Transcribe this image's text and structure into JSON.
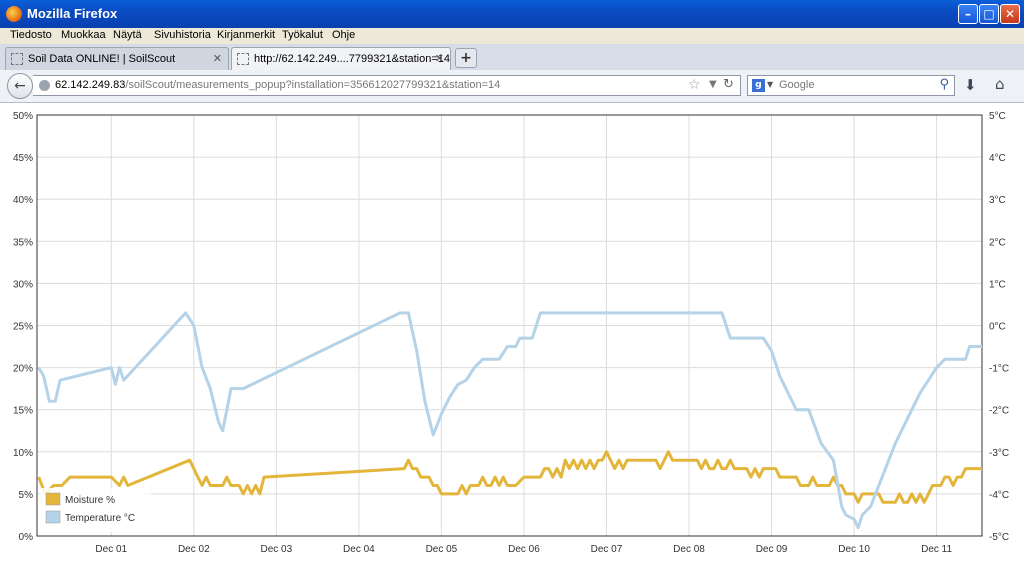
{
  "window": {
    "title": "Mozilla Firefox"
  },
  "menu": [
    "Tiedosto",
    "Muokkaa",
    "Näytä",
    "Sivuhistoria",
    "Kirjanmerkit",
    "Työkalut",
    "Ohje"
  ],
  "tabs": [
    {
      "label": "Soil Data ONLINE! | SoilScout",
      "active": false
    },
    {
      "label": "http://62.142.249....7799321&station=14",
      "active": true
    }
  ],
  "address": {
    "host": "62.142.249.83",
    "path": "/soilScout/measurements_popup?installation=356612027799321&station=14"
  },
  "search": {
    "engine": "Google",
    "placeholder": "Google"
  },
  "colors": {
    "moisture": "#e3b53a",
    "temperature": "#b4d2e8",
    "titlebar": "#0a4bc2"
  },
  "chart_data": {
    "type": "line",
    "x_tick_labels": [
      "Dec 01",
      "Dec 02",
      "Dec 03",
      "Dec 04",
      "Dec 05",
      "Dec 06",
      "Dec 07",
      "Dec 08",
      "Dec 09",
      "Dec 10",
      "Dec 11"
    ],
    "xlim": [
      0.1,
      11.55
    ],
    "y_left": {
      "ticks": [
        "0%",
        "5%",
        "10%",
        "15%",
        "20%",
        "25%",
        "30%",
        "35%",
        "40%",
        "45%",
        "50%"
      ],
      "range": [
        0,
        50
      ],
      "unit": "%"
    },
    "y_right": {
      "ticks": [
        "-5°C",
        "-4°C",
        "-3°C",
        "-2°C",
        "-1°C",
        "0°C",
        "1°C",
        "2°C",
        "3°C",
        "4°C",
        "5°C"
      ],
      "range": [
        -5,
        5
      ],
      "unit": "°C"
    },
    "grid": true,
    "legend_position": "bottom-left",
    "series": [
      {
        "name": "Moisture %",
        "axis": "left",
        "points": [
          [
            0.12,
            7
          ],
          [
            0.2,
            5
          ],
          [
            0.3,
            6
          ],
          [
            0.4,
            6
          ],
          [
            0.5,
            7
          ],
          [
            0.7,
            7
          ],
          [
            0.9,
            7
          ],
          [
            1.0,
            7
          ],
          [
            1.1,
            6
          ],
          [
            1.15,
            7
          ],
          [
            1.2,
            6
          ],
          [
            1.95,
            9
          ],
          [
            2.05,
            7
          ],
          [
            2.1,
            6
          ],
          [
            2.15,
            7
          ],
          [
            2.2,
            6
          ],
          [
            2.35,
            6
          ],
          [
            2.4,
            7
          ],
          [
            2.45,
            6
          ],
          [
            2.55,
            6
          ],
          [
            2.6,
            5
          ],
          [
            2.65,
            6
          ],
          [
            2.7,
            5
          ],
          [
            2.75,
            6
          ],
          [
            2.8,
            5
          ],
          [
            2.85,
            7
          ],
          [
            4.55,
            8
          ],
          [
            4.6,
            9
          ],
          [
            4.65,
            8
          ],
          [
            4.7,
            8
          ],
          [
            4.75,
            7
          ],
          [
            4.85,
            7
          ],
          [
            4.9,
            6
          ],
          [
            4.95,
            6
          ],
          [
            5.0,
            5
          ],
          [
            5.2,
            5
          ],
          [
            5.25,
            6
          ],
          [
            5.3,
            5
          ],
          [
            5.35,
            6
          ],
          [
            5.45,
            6
          ],
          [
            5.5,
            7
          ],
          [
            5.55,
            6
          ],
          [
            5.6,
            6
          ],
          [
            5.65,
            7
          ],
          [
            5.7,
            6
          ],
          [
            5.75,
            7
          ],
          [
            5.8,
            6
          ],
          [
            5.9,
            6
          ],
          [
            6.0,
            7
          ],
          [
            6.2,
            7
          ],
          [
            6.25,
            8
          ],
          [
            6.3,
            8
          ],
          [
            6.35,
            7
          ],
          [
            6.4,
            8
          ],
          [
            6.45,
            7
          ],
          [
            6.5,
            9
          ],
          [
            6.55,
            8
          ],
          [
            6.6,
            9
          ],
          [
            6.65,
            8
          ],
          [
            6.7,
            9
          ],
          [
            6.75,
            8
          ],
          [
            6.8,
            9
          ],
          [
            6.85,
            8
          ],
          [
            6.9,
            9
          ],
          [
            6.95,
            9
          ],
          [
            7.0,
            10
          ],
          [
            7.05,
            9
          ],
          [
            7.1,
            8
          ],
          [
            7.15,
            9
          ],
          [
            7.2,
            8
          ],
          [
            7.25,
            9
          ],
          [
            7.6,
            9
          ],
          [
            7.65,
            8
          ],
          [
            7.7,
            9
          ],
          [
            7.75,
            10
          ],
          [
            7.8,
            9
          ],
          [
            8.1,
            9
          ],
          [
            8.15,
            8
          ],
          [
            8.2,
            9
          ],
          [
            8.25,
            8
          ],
          [
            8.3,
            8
          ],
          [
            8.35,
            9
          ],
          [
            8.4,
            8
          ],
          [
            8.45,
            8
          ],
          [
            8.5,
            9
          ],
          [
            8.55,
            8
          ],
          [
            8.7,
            8
          ],
          [
            8.75,
            7
          ],
          [
            8.8,
            8
          ],
          [
            8.85,
            7
          ],
          [
            8.9,
            8
          ],
          [
            8.95,
            8
          ],
          [
            9.05,
            8
          ],
          [
            9.1,
            7
          ],
          [
            9.3,
            7
          ],
          [
            9.35,
            6
          ],
          [
            9.45,
            6
          ],
          [
            9.5,
            7
          ],
          [
            9.55,
            6
          ],
          [
            9.6,
            6
          ],
          [
            9.7,
            6
          ],
          [
            9.75,
            7
          ],
          [
            9.8,
            6
          ],
          [
            9.85,
            6
          ],
          [
            9.9,
            5
          ],
          [
            10.0,
            5
          ],
          [
            10.05,
            4
          ],
          [
            10.1,
            5
          ],
          [
            10.15,
            5
          ],
          [
            10.3,
            5
          ],
          [
            10.35,
            4
          ],
          [
            10.5,
            4
          ],
          [
            10.55,
            5
          ],
          [
            10.6,
            4
          ],
          [
            10.65,
            4
          ],
          [
            10.7,
            5
          ],
          [
            10.75,
            4
          ],
          [
            10.8,
            5
          ],
          [
            10.85,
            4
          ],
          [
            10.9,
            5
          ],
          [
            10.95,
            6
          ],
          [
            11.05,
            6
          ],
          [
            11.1,
            7
          ],
          [
            11.15,
            7
          ],
          [
            11.2,
            6
          ],
          [
            11.25,
            7
          ],
          [
            11.3,
            7
          ],
          [
            11.35,
            8
          ],
          [
            11.55,
            8
          ]
        ]
      },
      {
        "name": "Temperature °C",
        "axis": "right",
        "points": [
          [
            0.12,
            -1
          ],
          [
            0.18,
            -1.2
          ],
          [
            0.25,
            -1.8
          ],
          [
            0.32,
            -1.8
          ],
          [
            0.38,
            -1.3
          ],
          [
            1.0,
            -1
          ],
          [
            1.05,
            -1.4
          ],
          [
            1.1,
            -1
          ],
          [
            1.15,
            -1.3
          ],
          [
            1.9,
            0.3
          ],
          [
            2.0,
            0
          ],
          [
            2.1,
            -1
          ],
          [
            2.2,
            -1.5
          ],
          [
            2.3,
            -2.3
          ],
          [
            2.35,
            -2.5
          ],
          [
            2.45,
            -1.5
          ],
          [
            2.6,
            -1.5
          ],
          [
            4.5,
            0.3
          ],
          [
            4.6,
            0.3
          ],
          [
            4.7,
            -0.6
          ],
          [
            4.8,
            -1.8
          ],
          [
            4.9,
            -2.6
          ],
          [
            5.0,
            -2.1
          ],
          [
            5.1,
            -1.7
          ],
          [
            5.2,
            -1.4
          ],
          [
            5.3,
            -1.3
          ],
          [
            5.4,
            -1
          ],
          [
            5.5,
            -0.8
          ],
          [
            5.7,
            -0.8
          ],
          [
            5.8,
            -0.5
          ],
          [
            5.9,
            -0.5
          ],
          [
            5.95,
            -0.3
          ],
          [
            6.1,
            -0.3
          ],
          [
            6.2,
            0.3
          ],
          [
            8.4,
            0.3
          ],
          [
            8.5,
            -0.3
          ],
          [
            8.9,
            -0.3
          ],
          [
            9.0,
            -0.6
          ],
          [
            9.1,
            -1.2
          ],
          [
            9.2,
            -1.6
          ],
          [
            9.3,
            -2
          ],
          [
            9.45,
            -2
          ],
          [
            9.6,
            -2.8
          ],
          [
            9.75,
            -3.2
          ],
          [
            9.85,
            -4.3
          ],
          [
            9.9,
            -4.5
          ],
          [
            10.0,
            -4.6
          ],
          [
            10.05,
            -4.8
          ],
          [
            10.1,
            -4.5
          ],
          [
            10.2,
            -4.3
          ],
          [
            10.3,
            -3.8
          ],
          [
            10.4,
            -3.3
          ],
          [
            10.5,
            -2.8
          ],
          [
            10.6,
            -2.4
          ],
          [
            10.7,
            -2
          ],
          [
            10.8,
            -1.6
          ],
          [
            10.9,
            -1.3
          ],
          [
            11.0,
            -1
          ],
          [
            11.1,
            -0.8
          ],
          [
            11.35,
            -0.8
          ],
          [
            11.4,
            -0.5
          ],
          [
            11.55,
            -0.5
          ]
        ]
      }
    ]
  }
}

=-=-=-=-=

- Exercise task
Copy and report every line where the word "station" is present.

- Response
      "label": "http://62.142.249....7799321&station=14",
    "path": "/soilScout/measurements_popup?installation=356612027799321&station=14"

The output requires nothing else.